### Task requirements:
Can you copy out every one of the records below word for word, leaving nothing changed?

START

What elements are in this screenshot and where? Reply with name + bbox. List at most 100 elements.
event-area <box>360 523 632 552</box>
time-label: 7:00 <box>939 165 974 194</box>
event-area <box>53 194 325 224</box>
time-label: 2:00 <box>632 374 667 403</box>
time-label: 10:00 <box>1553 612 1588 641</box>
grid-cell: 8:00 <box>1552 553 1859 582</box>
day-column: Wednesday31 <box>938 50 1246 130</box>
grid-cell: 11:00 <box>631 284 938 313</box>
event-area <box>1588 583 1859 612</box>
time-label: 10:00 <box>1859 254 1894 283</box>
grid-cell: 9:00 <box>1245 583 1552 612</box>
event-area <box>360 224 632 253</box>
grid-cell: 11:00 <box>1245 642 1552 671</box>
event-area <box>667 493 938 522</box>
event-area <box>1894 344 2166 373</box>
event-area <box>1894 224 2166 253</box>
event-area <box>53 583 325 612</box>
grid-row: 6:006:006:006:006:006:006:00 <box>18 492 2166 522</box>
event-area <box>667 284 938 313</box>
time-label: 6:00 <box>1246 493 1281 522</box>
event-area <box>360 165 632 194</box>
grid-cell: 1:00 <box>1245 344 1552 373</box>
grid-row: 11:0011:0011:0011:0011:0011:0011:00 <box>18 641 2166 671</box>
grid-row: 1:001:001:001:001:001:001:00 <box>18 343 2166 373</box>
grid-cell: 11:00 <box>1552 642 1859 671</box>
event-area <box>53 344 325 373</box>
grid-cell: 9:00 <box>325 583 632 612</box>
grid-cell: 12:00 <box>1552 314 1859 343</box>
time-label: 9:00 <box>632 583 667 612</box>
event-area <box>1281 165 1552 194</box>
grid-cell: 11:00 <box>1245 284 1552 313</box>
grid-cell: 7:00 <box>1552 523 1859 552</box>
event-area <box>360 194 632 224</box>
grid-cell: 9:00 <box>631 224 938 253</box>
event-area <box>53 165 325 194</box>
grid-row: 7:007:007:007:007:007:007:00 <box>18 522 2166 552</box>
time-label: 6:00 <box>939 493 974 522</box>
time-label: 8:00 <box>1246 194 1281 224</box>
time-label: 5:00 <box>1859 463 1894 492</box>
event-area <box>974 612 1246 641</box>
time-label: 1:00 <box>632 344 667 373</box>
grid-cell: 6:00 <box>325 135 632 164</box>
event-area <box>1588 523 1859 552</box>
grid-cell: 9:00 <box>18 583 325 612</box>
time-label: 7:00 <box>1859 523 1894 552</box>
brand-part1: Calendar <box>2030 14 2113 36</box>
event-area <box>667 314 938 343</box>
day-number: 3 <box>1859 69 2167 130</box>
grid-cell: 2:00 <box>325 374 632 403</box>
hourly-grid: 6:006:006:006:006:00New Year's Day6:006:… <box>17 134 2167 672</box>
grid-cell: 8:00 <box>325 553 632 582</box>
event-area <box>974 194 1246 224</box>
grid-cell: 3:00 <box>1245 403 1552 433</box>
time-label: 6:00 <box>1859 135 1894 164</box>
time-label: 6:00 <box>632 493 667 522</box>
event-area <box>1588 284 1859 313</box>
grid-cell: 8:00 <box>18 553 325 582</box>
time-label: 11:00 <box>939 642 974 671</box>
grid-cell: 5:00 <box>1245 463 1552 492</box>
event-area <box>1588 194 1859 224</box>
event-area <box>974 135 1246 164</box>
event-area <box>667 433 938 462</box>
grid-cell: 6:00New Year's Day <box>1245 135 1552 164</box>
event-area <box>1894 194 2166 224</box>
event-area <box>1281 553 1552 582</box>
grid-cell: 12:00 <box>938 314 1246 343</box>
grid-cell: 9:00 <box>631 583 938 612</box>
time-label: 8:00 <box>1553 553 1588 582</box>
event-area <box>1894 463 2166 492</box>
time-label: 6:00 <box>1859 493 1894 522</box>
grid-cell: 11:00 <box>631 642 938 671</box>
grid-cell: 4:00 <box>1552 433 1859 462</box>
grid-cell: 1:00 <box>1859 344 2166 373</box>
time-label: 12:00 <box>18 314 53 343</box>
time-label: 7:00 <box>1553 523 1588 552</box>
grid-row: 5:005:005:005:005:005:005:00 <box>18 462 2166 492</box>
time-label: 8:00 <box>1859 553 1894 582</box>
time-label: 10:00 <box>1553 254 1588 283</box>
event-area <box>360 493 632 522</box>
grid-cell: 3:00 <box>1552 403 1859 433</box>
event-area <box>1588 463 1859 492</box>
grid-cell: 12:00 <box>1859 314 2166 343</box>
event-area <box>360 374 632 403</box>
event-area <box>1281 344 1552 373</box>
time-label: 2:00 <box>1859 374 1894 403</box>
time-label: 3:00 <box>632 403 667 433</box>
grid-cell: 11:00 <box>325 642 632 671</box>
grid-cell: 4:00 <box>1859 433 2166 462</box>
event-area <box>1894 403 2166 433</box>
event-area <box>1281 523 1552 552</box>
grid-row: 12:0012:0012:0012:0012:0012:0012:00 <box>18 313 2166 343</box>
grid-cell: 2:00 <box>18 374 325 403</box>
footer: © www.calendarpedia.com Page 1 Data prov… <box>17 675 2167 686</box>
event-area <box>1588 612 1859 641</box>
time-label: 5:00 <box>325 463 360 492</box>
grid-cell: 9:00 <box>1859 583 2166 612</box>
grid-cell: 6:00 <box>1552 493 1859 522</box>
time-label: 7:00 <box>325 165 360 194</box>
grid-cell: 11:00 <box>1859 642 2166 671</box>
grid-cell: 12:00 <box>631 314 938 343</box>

END

### Response to this task:
What elements are in this screenshot and where? Reply with name + bbox. List at most 100 elements.
event-area <box>360 523 632 552</box>
time-label: 7:00 <box>939 165 974 194</box>
event-area <box>53 194 325 224</box>
time-label: 2:00 <box>632 374 667 403</box>
time-label: 10:00 <box>1553 612 1588 641</box>
grid-cell: 8:00 <box>1552 553 1859 582</box>
day-column: Wednesday31 <box>938 50 1246 130</box>
grid-cell: 11:00 <box>631 284 938 313</box>
event-area <box>1588 583 1859 612</box>
time-label: 10:00 <box>1859 254 1894 283</box>
grid-cell: 9:00 <box>1245 583 1552 612</box>
event-area <box>360 224 632 253</box>
grid-cell: 11:00 <box>1245 642 1552 671</box>
event-area <box>667 493 938 522</box>
event-area <box>1894 344 2166 373</box>
event-area <box>1894 224 2166 253</box>
event-area <box>53 583 325 612</box>
grid-row: 6:006:006:006:006:006:006:00 <box>18 492 2166 522</box>
event-area <box>667 284 938 313</box>
time-label: 6:00 <box>1246 493 1281 522</box>
event-area <box>360 165 632 194</box>
grid-cell: 1:00 <box>1245 344 1552 373</box>
grid-row: 11:0011:0011:0011:0011:0011:0011:00 <box>18 641 2166 671</box>
grid-row: 1:001:001:001:001:001:001:00 <box>18 343 2166 373</box>
grid-cell: 11:00 <box>1552 642 1859 671</box>
event-area <box>53 344 325 373</box>
grid-cell: 9:00 <box>325 583 632 612</box>
grid-cell: 12:00 <box>1552 314 1859 343</box>
time-label: 9:00 <box>632 583 667 612</box>
event-area <box>1281 165 1552 194</box>
grid-cell: 11:00 <box>1245 284 1552 313</box>
grid-cell: 7:00 <box>1552 523 1859 552</box>
event-area <box>360 194 632 224</box>
grid-cell: 9:00 <box>631 224 938 253</box>
event-area <box>53 165 325 194</box>
grid-row: 7:007:007:007:007:007:007:00 <box>18 522 2166 552</box>
time-label: 6:00 <box>939 493 974 522</box>
time-label: 8:00 <box>1246 194 1281 224</box>
time-label: 5:00 <box>1859 463 1894 492</box>
event-area <box>974 612 1246 641</box>
time-label: 1:00 <box>632 344 667 373</box>
grid-cell: 6:00 <box>325 135 632 164</box>
event-area <box>1588 523 1859 552</box>
grid-cell: 9:00 <box>18 583 325 612</box>
time-label: 7:00 <box>1859 523 1894 552</box>
brand-part1: Calendar <box>2030 14 2113 36</box>
event-area <box>667 314 938 343</box>
day-number: 3 <box>1859 69 2167 130</box>
grid-cell: 2:00 <box>325 374 632 403</box>
hourly-grid: 6:006:006:006:006:00New Year's Day6:006:… <box>17 134 2167 672</box>
grid-cell: 8:00 <box>325 553 632 582</box>
event-area <box>974 194 1246 224</box>
grid-cell: 3:00 <box>1245 403 1552 433</box>
time-label: 6:00 <box>1859 135 1894 164</box>
time-label: 6:00 <box>632 493 667 522</box>
event-area <box>1588 284 1859 313</box>
grid-cell: 8:00 <box>18 553 325 582</box>
time-label: 11:00 <box>939 642 974 671</box>
grid-cell: 5:00 <box>1245 463 1552 492</box>
event-area <box>1588 194 1859 224</box>
event-area <box>974 135 1246 164</box>
event-area <box>667 433 938 462</box>
grid-cell: 6:00New Year's Day <box>1245 135 1552 164</box>
event-area <box>1894 194 2166 224</box>
event-area <box>1281 553 1552 582</box>
grid-cell: 12:00 <box>938 314 1246 343</box>
grid-cell: 9:00 <box>631 583 938 612</box>
time-label: 8:00 <box>1553 553 1588 582</box>
event-area <box>1894 463 2166 492</box>
time-label: 6:00 <box>1859 493 1894 522</box>
grid-cell: 11:00 <box>631 642 938 671</box>
grid-cell: 4:00 <box>1552 433 1859 462</box>
grid-cell: 1:00 <box>1859 344 2166 373</box>
time-label: 12:00 <box>18 314 53 343</box>
time-label: 7:00 <box>1553 523 1588 552</box>
grid-row: 5:005:005:005:005:005:005:00 <box>18 462 2166 492</box>
time-label: 8:00 <box>1859 553 1894 582</box>
time-label: 10:00 <box>1553 254 1588 283</box>
event-area <box>360 493 632 522</box>
grid-cell: 3:00 <box>1552 403 1859 433</box>
event-area <box>1588 463 1859 492</box>
grid-cell: 12:00 <box>1859 314 2166 343</box>
event-area <box>360 374 632 403</box>
event-area <box>1281 344 1552 373</box>
time-label: 2:00 <box>1859 374 1894 403</box>
time-label: 3:00 <box>632 403 667 433</box>
grid-cell: 11:00 <box>325 642 632 671</box>
grid-cell: 4:00 <box>1859 433 2166 462</box>
event-area <box>1894 403 2166 433</box>
event-area <box>1281 523 1552 552</box>
grid-row: 12:0012:0012:0012:0012:0012:0012:00 <box>18 313 2166 343</box>
grid-cell: 2:00 <box>18 374 325 403</box>
footer: © www.calendarpedia.com Page 1 Data prov… <box>17 675 2167 686</box>
event-area <box>1588 612 1859 641</box>
time-label: 5:00 <box>325 463 360 492</box>
grid-cell: 9:00 <box>1859 583 2166 612</box>
grid-cell: 6:00 <box>1552 493 1859 522</box>
time-label: 7:00 <box>325 165 360 194</box>
grid-cell: 11:00 <box>1859 642 2166 671</box>
grid-cell: 12:00 <box>631 314 938 343</box>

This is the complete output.